Все, что будет происходить дальше, говорит о том, что, написав " Пророка", он еще не вполне отдал себе отчет в том, что, собственно, он написал. (Ничего удивительного в том нет: любому даже просто хорошему поэту такое знакомо; кому незнакомо - тот не поэт.)

То есть он, конечно, понимал, что написанное - это нечто грандиозное и, может быть, неслыханное (" Памятники", скажем, писали многие поэты, и он напишет, но тут совсем другое); он ощущал гигантский общий смысл своего озарения: впервые его давнее восприятие своего собственного дара как чего-то перерастающего пределы привычного понимания поэзии обрело адекватную форму, язык, образный масштаб: " слово" было " найдено", и это было главное, что он ощутил сразу. Но то был, повторяю, лишь самый общий смысл сказанного (Лишь общий смысл, и притом в самом поверхностном виде, впоследствии был усвоен читателями, да и многими исследователями, преображаясь часто во впечатляющую метафору в библейском стиле, и только. В конечном счете все сводилось, как правило, к " роли поэта в обществе", к " задаче" поэзии " жечь сердца" в смысле - " воспламенять", " зажигать", на что-то " вдохновлять" и куда-то " вести". Кровавая операция преображения толковалась как метафора тяжелой жизни поэта, " духовная жажда" проскакивала без всякого смысла, поскольку неясен был смысл слова " духовный"; та же судьба постигла строку " Исполнись волею Моей" (не без помощи орфографии, упразднившей прописную букву). В итоге читательское, а во многом и научное, восприятие " Пророка" остановилось на предельно упрощенном, искаженном понимании того, с чего отношения Пушкина со своим творением лишь начались.). Ему только предстояло понять, что произошло в его жизни с появлением " Пророка" и, главное, в какое тяжелое положение он, написав эти стихи, себя поставил.

9. Происходит почти невероятное: его, ссыльного, тесно связанного с заговорщиками, осужденными, казненными, сосланными, вызывает к себе коронованный недавно новый император, только что казнивший и сославший их, ведет с ним долгую и милостивую конфиденциальную беседу, закончившуюся своего рода джентльменским соглашением о сотрудничестве на благо Отечества; в обществе его носят на руках и чуть ли не тоже коронуют; он как на крыльях, пишет стансы " В надежде славы и добра", где без тени смущения и на глазах всего общества учит самодержца, как надо тому жить, что делать, кому подражать и как следует вести себя с побежденным противником; посылает каторжанам стихи (" Во глубине сибирских руд"), в которых через голову правительства обещает амнистию, намекая, что имеет на это основания; одним словом, находится в эйфории и соответственно ведет себя.

Основания для этого были, и притом - если иметь в виду его внимание к " странным сближениям" и веру в неслучайность всего с ним происходящего - едва ли не мистического характера.

» ЗАДАНИЕ:
(a) Какая строка, по словам отрывка, пострадала от орфографии, упразднившей прописную букву?
(b) Как называются стансы, в которых он учит самодержца, как тому жить?
(c) Какие стихи он послал каторжанам?
Листинг ниже взят из другого источника.

(Часть файла данных)
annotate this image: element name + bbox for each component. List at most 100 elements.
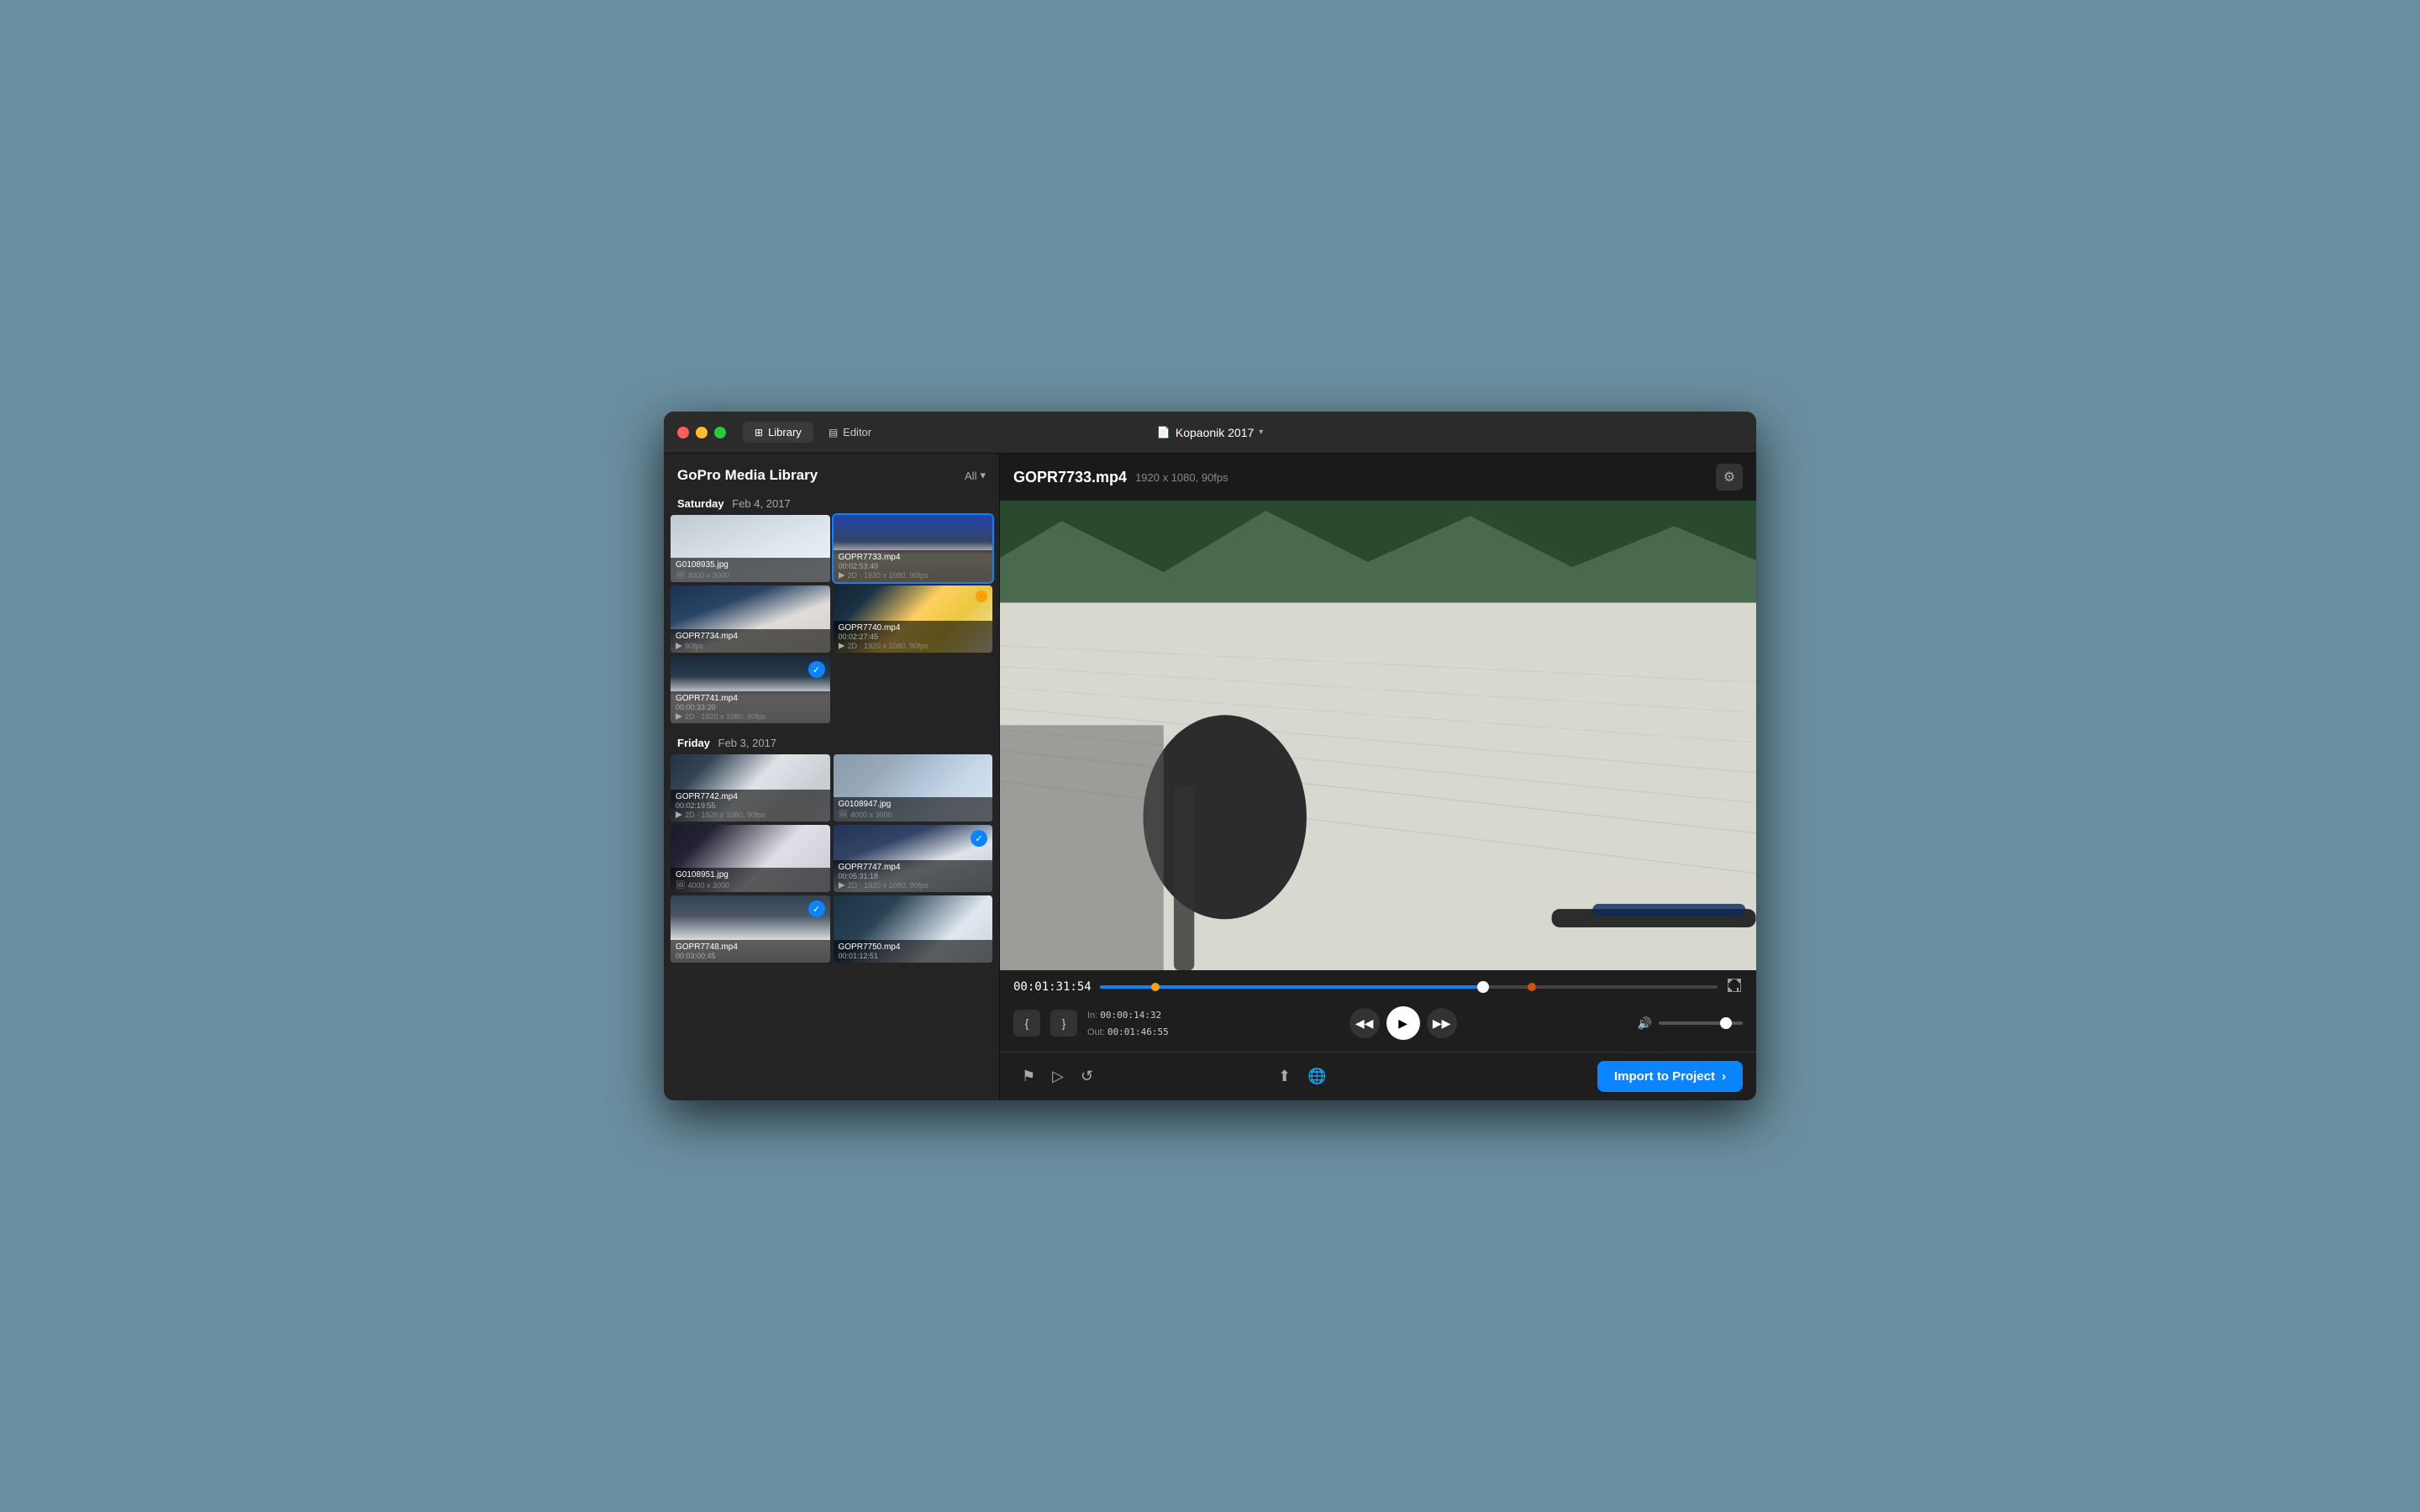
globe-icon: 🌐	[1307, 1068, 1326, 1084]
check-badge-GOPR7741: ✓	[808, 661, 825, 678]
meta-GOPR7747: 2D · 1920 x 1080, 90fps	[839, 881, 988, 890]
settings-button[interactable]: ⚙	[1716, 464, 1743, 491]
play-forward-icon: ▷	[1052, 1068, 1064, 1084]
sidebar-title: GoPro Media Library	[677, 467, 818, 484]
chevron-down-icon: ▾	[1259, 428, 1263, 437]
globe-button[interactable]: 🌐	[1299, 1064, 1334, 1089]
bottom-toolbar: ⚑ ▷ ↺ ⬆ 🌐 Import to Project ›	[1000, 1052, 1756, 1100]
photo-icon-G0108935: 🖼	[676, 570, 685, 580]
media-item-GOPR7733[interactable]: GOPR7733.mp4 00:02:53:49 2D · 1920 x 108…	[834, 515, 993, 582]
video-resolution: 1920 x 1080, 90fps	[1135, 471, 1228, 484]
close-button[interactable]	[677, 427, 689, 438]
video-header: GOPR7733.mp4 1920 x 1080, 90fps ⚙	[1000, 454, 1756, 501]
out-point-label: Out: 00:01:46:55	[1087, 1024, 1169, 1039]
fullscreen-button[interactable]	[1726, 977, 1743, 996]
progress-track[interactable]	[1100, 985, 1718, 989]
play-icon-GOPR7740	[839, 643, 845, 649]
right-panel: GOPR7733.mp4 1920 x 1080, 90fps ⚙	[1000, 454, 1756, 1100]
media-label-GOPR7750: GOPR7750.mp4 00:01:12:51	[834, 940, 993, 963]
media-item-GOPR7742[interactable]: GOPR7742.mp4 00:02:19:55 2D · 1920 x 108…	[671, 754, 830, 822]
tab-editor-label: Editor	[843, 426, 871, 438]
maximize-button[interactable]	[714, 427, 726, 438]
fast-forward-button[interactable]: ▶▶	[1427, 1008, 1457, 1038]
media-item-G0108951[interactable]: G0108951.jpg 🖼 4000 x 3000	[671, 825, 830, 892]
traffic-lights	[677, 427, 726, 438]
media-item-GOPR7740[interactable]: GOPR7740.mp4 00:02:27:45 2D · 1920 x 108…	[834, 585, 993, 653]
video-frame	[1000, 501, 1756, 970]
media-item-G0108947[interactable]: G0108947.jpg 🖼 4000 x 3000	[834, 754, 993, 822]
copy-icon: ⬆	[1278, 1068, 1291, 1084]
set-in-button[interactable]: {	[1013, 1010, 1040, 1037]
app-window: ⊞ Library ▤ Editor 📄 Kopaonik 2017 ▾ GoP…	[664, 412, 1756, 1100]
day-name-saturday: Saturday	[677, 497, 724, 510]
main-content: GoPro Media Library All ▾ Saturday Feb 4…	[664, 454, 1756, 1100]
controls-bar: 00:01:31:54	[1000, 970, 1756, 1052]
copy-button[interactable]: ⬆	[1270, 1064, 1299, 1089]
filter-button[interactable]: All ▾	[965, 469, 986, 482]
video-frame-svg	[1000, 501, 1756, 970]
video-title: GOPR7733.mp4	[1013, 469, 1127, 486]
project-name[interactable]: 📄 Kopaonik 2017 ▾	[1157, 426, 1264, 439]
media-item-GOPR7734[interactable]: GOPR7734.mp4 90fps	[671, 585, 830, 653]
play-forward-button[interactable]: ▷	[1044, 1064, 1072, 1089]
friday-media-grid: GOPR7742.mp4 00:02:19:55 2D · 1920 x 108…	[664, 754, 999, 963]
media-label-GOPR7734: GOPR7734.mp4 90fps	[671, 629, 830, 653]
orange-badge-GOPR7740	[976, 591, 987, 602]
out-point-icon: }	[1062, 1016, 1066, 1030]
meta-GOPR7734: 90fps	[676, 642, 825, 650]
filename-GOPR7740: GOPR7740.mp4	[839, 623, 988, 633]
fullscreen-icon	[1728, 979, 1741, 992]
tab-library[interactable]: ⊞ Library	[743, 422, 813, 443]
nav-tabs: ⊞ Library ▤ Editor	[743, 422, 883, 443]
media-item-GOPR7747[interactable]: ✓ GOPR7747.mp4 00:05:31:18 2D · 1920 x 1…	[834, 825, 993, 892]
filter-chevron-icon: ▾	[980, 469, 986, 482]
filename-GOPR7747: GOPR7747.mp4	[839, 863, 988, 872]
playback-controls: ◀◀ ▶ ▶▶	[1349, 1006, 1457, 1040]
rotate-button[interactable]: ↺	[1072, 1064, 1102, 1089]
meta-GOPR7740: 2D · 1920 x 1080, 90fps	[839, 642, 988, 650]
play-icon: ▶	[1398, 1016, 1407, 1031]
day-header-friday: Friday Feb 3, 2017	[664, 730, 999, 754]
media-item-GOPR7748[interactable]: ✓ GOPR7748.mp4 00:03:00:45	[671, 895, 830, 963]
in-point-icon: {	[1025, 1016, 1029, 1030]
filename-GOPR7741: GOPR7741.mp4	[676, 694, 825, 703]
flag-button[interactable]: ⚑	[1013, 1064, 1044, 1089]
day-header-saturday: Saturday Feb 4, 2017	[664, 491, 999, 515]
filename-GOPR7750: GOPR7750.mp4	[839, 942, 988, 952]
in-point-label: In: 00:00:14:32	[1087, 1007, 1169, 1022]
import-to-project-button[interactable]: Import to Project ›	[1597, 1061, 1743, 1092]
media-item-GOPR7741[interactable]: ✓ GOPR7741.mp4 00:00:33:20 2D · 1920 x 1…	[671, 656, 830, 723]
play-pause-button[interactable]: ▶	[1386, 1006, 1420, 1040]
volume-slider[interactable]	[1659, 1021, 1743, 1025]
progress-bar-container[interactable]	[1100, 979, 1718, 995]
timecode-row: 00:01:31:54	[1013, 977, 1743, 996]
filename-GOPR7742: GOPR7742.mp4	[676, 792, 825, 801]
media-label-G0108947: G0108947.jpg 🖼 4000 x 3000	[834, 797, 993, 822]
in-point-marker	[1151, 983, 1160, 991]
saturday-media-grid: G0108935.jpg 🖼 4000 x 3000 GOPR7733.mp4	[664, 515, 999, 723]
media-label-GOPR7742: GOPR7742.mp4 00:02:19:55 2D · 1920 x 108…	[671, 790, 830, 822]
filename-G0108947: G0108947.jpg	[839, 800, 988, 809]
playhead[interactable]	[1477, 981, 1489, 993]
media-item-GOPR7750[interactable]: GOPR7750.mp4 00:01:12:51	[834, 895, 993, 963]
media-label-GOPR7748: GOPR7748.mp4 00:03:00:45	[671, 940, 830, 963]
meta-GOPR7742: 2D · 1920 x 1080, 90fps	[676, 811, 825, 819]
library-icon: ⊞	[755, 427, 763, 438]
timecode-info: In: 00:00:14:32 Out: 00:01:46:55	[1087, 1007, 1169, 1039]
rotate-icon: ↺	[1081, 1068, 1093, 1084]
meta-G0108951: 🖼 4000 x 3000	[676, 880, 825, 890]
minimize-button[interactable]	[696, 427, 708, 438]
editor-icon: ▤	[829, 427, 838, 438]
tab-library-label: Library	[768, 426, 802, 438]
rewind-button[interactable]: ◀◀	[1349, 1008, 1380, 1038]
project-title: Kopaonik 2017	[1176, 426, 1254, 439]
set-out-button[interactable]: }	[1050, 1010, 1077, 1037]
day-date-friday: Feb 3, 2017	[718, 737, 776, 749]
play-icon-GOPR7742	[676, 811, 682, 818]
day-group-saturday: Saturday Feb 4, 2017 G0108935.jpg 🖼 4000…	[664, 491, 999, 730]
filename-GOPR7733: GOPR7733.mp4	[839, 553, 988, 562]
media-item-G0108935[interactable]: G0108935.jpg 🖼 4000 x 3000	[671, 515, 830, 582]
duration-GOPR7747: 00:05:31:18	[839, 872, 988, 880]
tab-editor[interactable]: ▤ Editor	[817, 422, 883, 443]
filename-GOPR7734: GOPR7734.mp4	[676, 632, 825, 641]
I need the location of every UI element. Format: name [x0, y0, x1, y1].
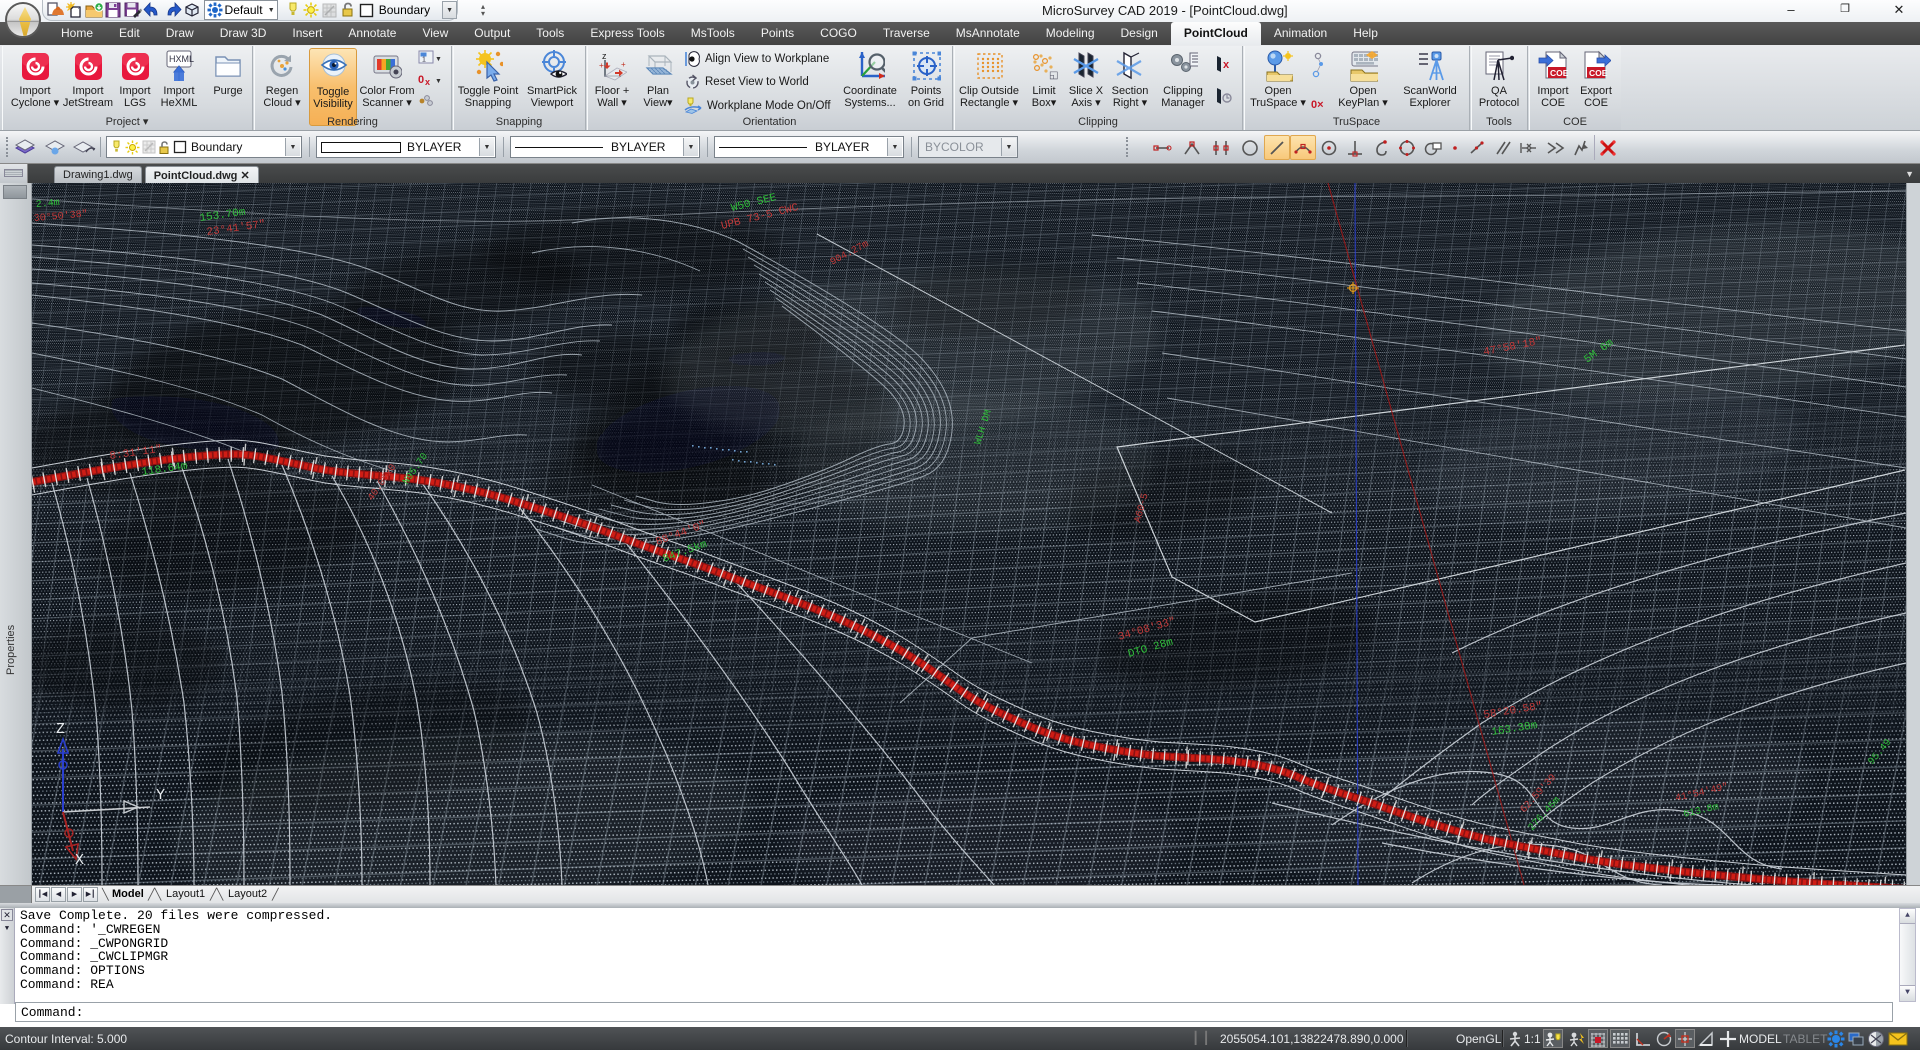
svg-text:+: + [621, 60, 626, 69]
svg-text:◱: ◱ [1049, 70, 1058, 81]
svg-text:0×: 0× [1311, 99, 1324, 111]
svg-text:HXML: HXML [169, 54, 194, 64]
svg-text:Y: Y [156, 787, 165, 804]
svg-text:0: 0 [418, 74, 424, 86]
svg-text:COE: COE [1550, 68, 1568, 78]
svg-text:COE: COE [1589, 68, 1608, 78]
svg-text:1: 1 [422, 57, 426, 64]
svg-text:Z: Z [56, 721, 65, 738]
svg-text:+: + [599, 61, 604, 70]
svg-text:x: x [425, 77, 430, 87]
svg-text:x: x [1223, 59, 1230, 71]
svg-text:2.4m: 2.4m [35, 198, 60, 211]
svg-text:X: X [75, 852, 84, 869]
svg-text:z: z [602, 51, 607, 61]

» ОТВЕТ:
(a) «Исполнись волею Моей».
(b) «В надежде славы и добра».
(c) «Во глубине сибирских руд».